Sarebbe miope ridurre queste opportunità ad occasioni per reperire risorse per il piano edilizio dell’ateneo mentre è necessaria l’attivazione di tutte le competenze di cui l’Università dispone, in modo collegiale e trasparente, per questi progetti che richiedono innanzitutto un contributo culturale dell’ateneo e obiettivi che rafforzano il legame tra Tor Vergata,la città e il territorio.

 

Difendere il carattere pubblico e aperto dell’università.

Il nostro Ateneo è stato sin dal suo inizio segnato da una perenne emergenza legata alla carenza di strutture ed alla condizione di nuova università non ancora consolidata nell’offerta didattica e dei servizi.

Non è più possibile accettare che la carenza di strutture o di personale costituisca un limite alle iscrizioni .

Nella programmazione edilizia, nella gestione del territorio e dei servizi è necessario andare oltre l’emergenza e superare l’alternativa tra qualità dei servizi, tasse e numero chiuso. Troppo spesso anche la progettazione degli spazi ha anteposto logiche di altro tipo alla previsione dello sviluppo dei servizi di base per lo svolgimento dell’attività didattica, ciò provoca ancora oggi gravi disagi agli studenti (esemplare il caso di ingegneria) ma condiziona anche la programmazione dello sviluppo dell’ateneo e la sua offerta.

Sempre più l’università vive per le tasse degli studenti e per la capacità di attrarre iscritti, partner privati, di essere visibile sul territorio. Ma al contrario si diffonde il numero chiuso e si pensa di sopperire al minor numero di studenti e alle scarse risorse con l’aumento delle tasse.

Ciò muta la natura stessa dell’università pubblica.

Per poter rafforzare sul piano didattico e scientifico l’Università è sempre più essenziale il ruolo della programmazione e della valutazione solo così si possono evitare le secche dell’autoreferenzialità e si promuove la qualità; si deve inoltre stimolare il corpo docente a conseguire l’equilibrio tra cultura e professionalità ai diversi livelli dello studio, in modo da fornire competenze e un sapere critico agli studenti per renderli capaci di misurarsi con un mercato del lavoro sempre mutevole.

• Compito assegnato a:
Cita senza alcuna modifica le righe del file di dati a partire dalla prima riga e fino alla riga che contiene "svg-text:2011: 2011 — [650, 488, 667, 520]", includendo entrambe.

Parte di un file di dati:
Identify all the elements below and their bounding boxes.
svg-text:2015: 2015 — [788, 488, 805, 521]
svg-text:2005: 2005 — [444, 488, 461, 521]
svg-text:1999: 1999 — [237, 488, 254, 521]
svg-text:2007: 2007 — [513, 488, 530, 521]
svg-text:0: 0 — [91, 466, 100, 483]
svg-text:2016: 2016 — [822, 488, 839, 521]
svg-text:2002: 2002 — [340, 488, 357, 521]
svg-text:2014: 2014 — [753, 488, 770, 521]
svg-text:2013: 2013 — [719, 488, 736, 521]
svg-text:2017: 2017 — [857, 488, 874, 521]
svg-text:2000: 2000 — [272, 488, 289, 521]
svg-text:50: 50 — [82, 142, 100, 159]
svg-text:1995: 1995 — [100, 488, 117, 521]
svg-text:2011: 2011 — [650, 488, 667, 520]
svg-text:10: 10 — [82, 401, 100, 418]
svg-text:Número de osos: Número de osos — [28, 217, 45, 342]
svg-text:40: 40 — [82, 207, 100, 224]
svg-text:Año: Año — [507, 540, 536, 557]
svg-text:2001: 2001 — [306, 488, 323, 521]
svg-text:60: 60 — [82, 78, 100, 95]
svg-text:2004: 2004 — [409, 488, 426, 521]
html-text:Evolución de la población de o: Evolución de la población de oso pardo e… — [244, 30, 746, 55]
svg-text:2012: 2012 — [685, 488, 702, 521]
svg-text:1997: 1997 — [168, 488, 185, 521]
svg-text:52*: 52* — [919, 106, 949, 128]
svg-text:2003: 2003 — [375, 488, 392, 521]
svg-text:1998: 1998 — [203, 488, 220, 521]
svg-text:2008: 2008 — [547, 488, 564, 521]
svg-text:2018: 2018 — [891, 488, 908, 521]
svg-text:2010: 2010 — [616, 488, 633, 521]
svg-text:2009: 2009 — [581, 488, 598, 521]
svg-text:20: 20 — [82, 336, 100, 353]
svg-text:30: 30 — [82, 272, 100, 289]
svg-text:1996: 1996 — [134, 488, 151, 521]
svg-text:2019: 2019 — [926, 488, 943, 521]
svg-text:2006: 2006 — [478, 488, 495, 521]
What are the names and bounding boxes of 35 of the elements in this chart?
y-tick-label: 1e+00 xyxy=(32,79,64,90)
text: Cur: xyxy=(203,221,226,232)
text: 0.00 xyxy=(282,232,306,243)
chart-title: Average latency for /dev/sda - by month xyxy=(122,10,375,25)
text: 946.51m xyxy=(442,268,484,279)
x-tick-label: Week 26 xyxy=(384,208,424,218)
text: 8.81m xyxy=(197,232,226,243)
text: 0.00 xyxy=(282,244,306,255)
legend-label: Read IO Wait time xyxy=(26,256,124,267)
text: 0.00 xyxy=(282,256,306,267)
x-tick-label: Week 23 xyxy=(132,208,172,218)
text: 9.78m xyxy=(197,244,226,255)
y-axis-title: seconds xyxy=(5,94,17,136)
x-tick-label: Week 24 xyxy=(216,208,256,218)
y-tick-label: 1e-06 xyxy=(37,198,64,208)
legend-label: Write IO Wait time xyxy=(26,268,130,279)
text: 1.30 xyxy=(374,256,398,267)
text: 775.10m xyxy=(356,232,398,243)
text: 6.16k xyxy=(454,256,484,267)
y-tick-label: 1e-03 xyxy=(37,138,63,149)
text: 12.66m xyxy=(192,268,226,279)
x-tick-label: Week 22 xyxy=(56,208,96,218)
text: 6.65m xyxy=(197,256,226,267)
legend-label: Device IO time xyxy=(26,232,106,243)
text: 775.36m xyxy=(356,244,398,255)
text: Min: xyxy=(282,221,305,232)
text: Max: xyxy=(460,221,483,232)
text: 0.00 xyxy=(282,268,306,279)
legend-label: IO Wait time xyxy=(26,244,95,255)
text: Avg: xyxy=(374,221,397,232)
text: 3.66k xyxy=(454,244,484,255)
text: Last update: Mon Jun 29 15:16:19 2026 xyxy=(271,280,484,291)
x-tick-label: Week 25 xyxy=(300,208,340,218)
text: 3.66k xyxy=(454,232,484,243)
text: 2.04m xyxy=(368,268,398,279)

• Compito assegnato b:
Nel brano sull'università, quale caso viene indicato come esempio dei gravi disagi causati agli studenti dalla progettazione degli spazi?

• Risposta a:
Identify all the elements below and their bounding boxes.
svg-text:2015: 2015 — [788, 488, 805, 521]
svg-text:2005: 2005 — [444, 488, 461, 521]
svg-text:1999: 1999 — [237, 488, 254, 521]
svg-text:2007: 2007 — [513, 488, 530, 521]
svg-text:0: 0 — [91, 466, 100, 483]
svg-text:2016: 2016 — [822, 488, 839, 521]
svg-text:2002: 2002 — [340, 488, 357, 521]
svg-text:2014: 2014 — [753, 488, 770, 521]
svg-text:2013: 2013 — [719, 488, 736, 521]
svg-text:2017: 2017 — [857, 488, 874, 521]
svg-text:2000: 2000 — [272, 488, 289, 521]
svg-text:50: 50 — [82, 142, 100, 159]
svg-text:1995: 1995 — [100, 488, 117, 521]
svg-text:2011: 2011 — [650, 488, 667, 520]

• Risposta b:
Il caso di ingegneria.